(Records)

>> BEGIN

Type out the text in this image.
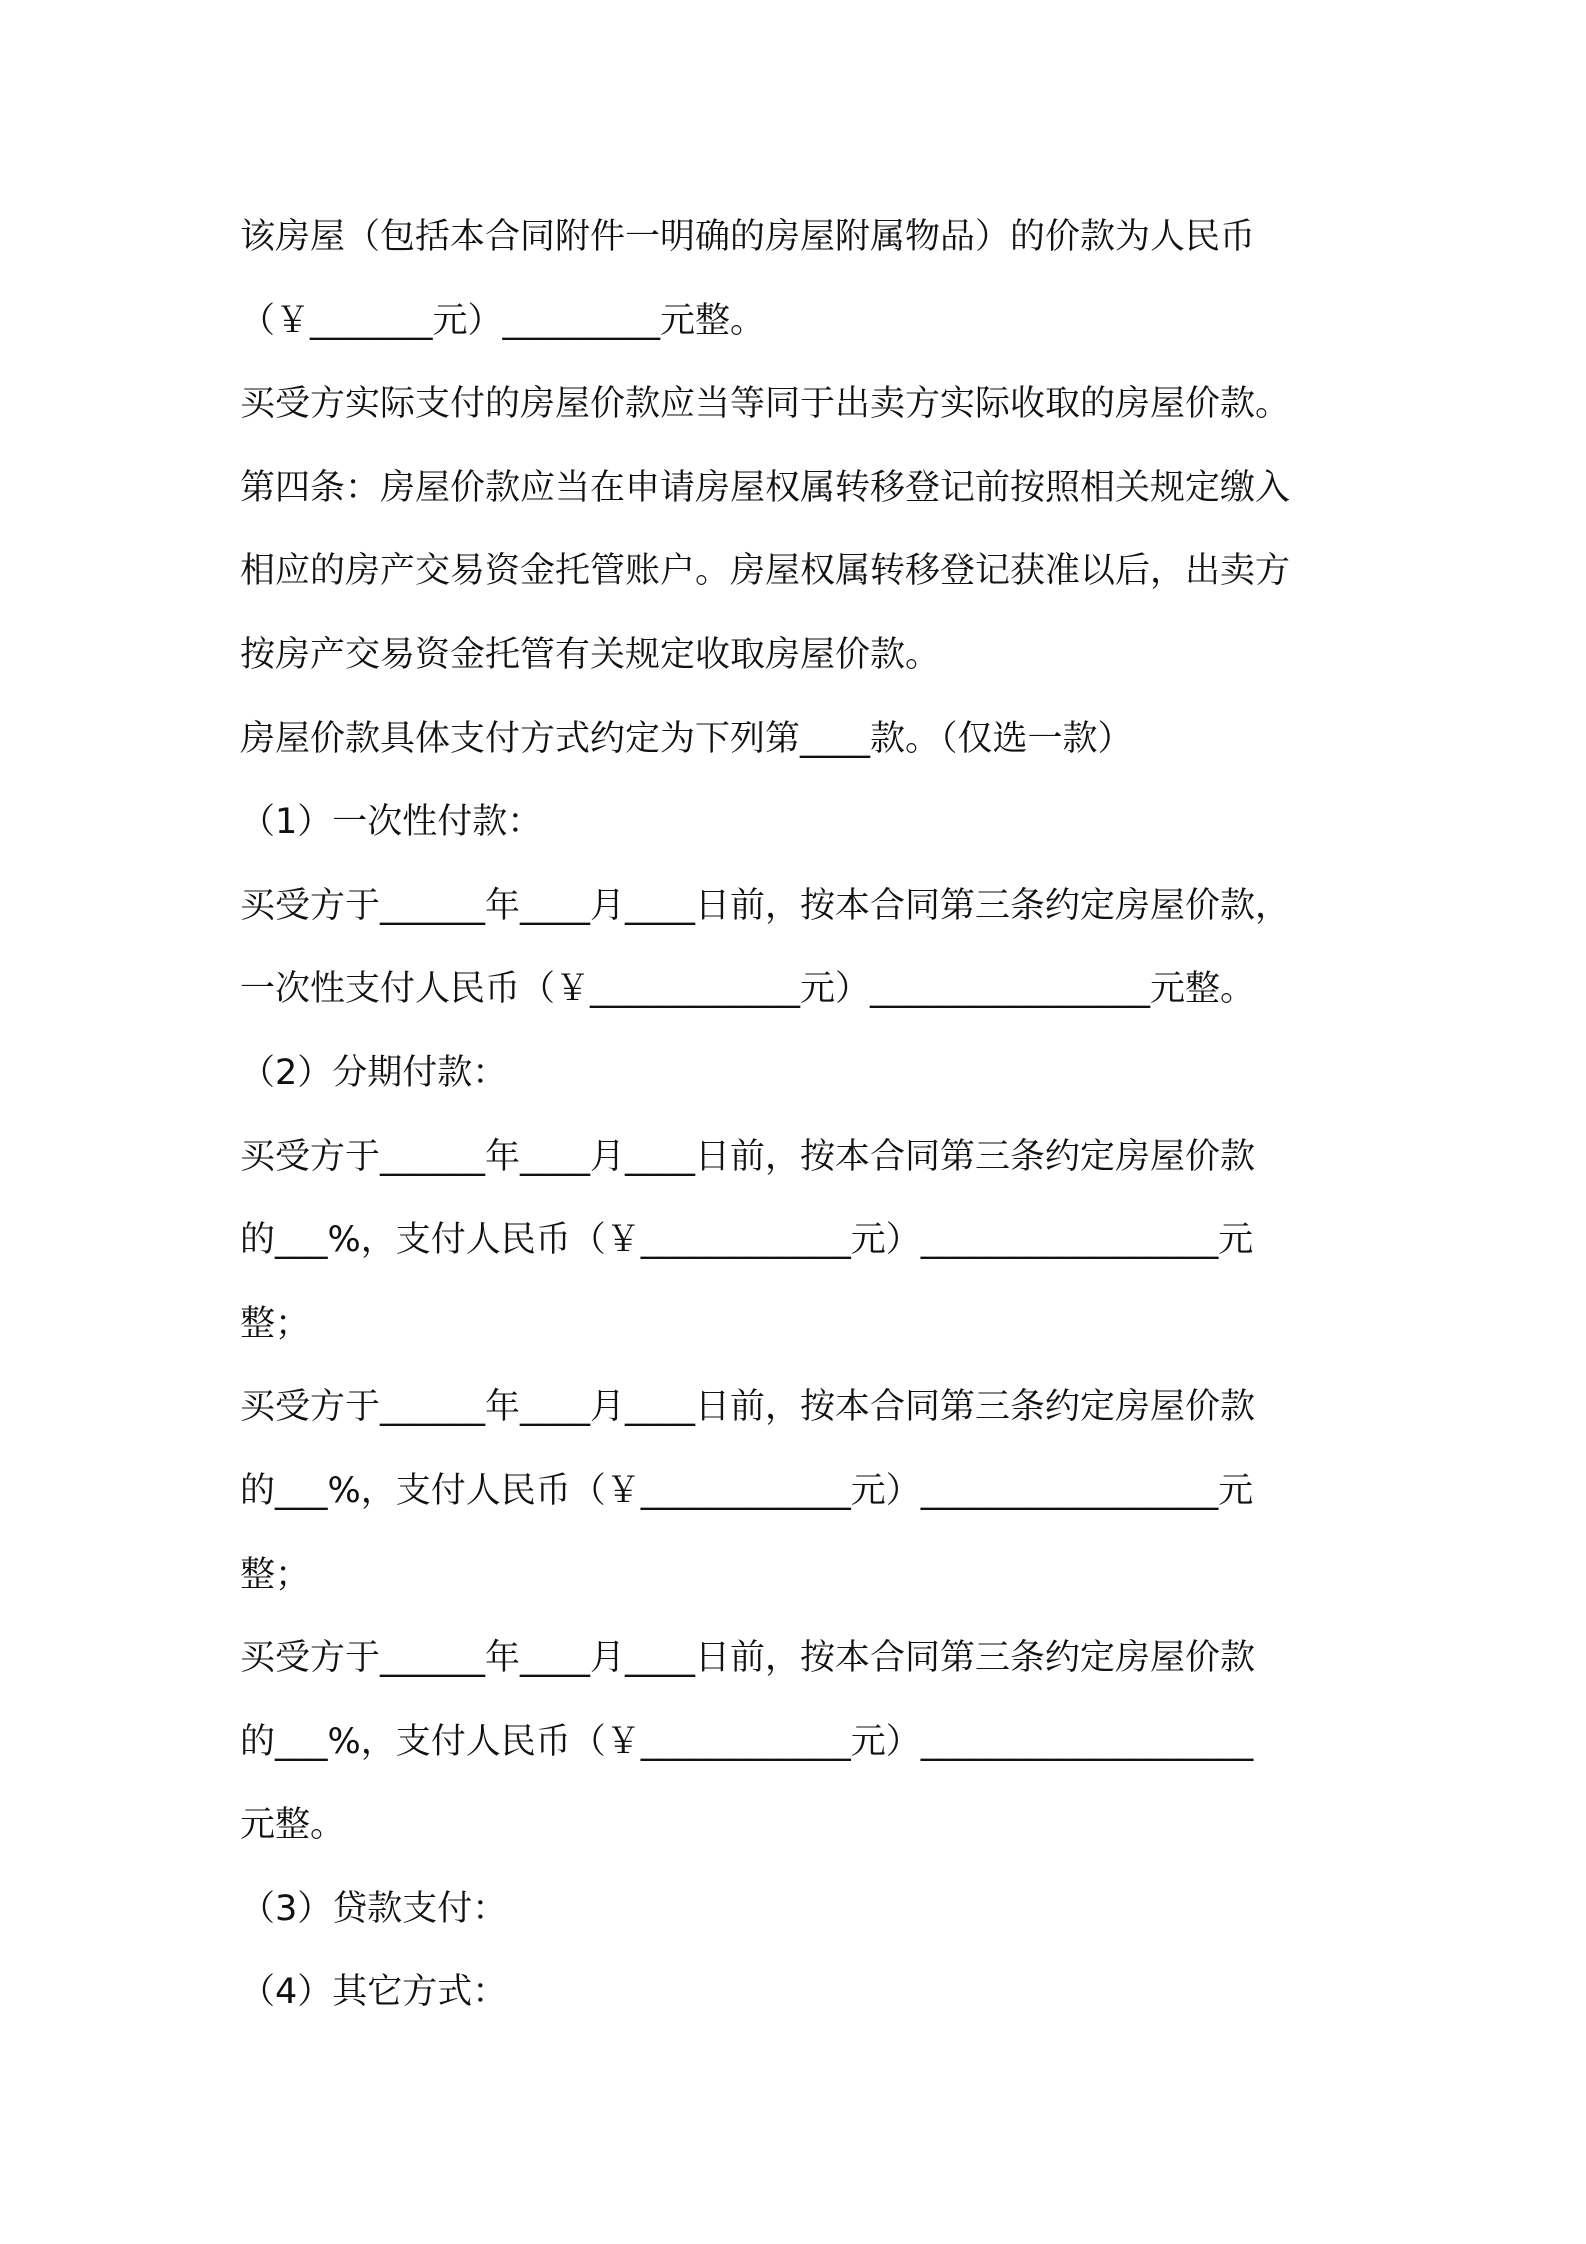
该房屋（包括本合同附件一明确的房屋附属物品）的价款为人民币
（￥_______元）_________元整。
买受方实际支付的房屋价款应当等同于出卖方实际收取的房屋价款。
第四条：房屋价款应当在申请房屋权属转移登记前按照相关规定缴入
相应的房产交易资金托管账户。房屋权属转移登记获准以后，出卖方
按房产交易资金托管有关规定收取房屋价款。
房屋价款具体支付方式约定为下列第____款。（仅选一款）
（1）一次性付款：
买受方于______年____月____日前，按本合同第三条约定房屋价款，
一次性支付人民币（￥____________元）________________元整。
（2）分期付款：
买受方于______年____月____日前，按本合同第三条约定房屋价款
的___%，支付人民币（￥____________元）_________________元
整；
买受方于______年____月____日前，按本合同第三条约定房屋价款
的___%，支付人民币（￥____________元）_________________元
整；
买受方于______年____月____日前，按本合同第三条约定房屋价款
的___%，支付人民币（￥____________元）___________________
元整。
（3）贷款支付：
（4）其它方式：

>> END

*WHAT YOU SHOULD DO*. Pictures are not part of the copy; reproduce everything else in the records exactly.

*COMPLETE RESPONSE*.
Type out the text in this image.
该房屋（包括本合同附件一明确的房屋附属物品）的价款为人民币
（￥_______元）_________元整。
买受方实际支付的房屋价款应当等同于出卖方实际收取的房屋价款。
第四条：房屋价款应当在申请房屋权属转移登记前按照相关规定缴入
相应的房产交易资金托管账户。房屋权属转移登记获准以后，出卖方
按房产交易资金托管有关规定收取房屋价款。
房屋价款具体支付方式约定为下列第____款。（仅选一款）
（1）一次性付款：
买受方于______年____月____日前，按本合同第三条约定房屋价款，
一次性支付人民币（￥____________元）________________元整。
（2）分期付款：
买受方于______年____月____日前，按本合同第三条约定房屋价款
的___%，支付人民币（￥____________元）_________________元
整；
买受方于______年____月____日前，按本合同第三条约定房屋价款
的___%，支付人民币（￥____________元）_________________元
整；
买受方于______年____月____日前，按本合同第三条约定房屋价款
的___%，支付人民币（￥____________元）___________________
元整。
（3）贷款支付：
（4）其它方式：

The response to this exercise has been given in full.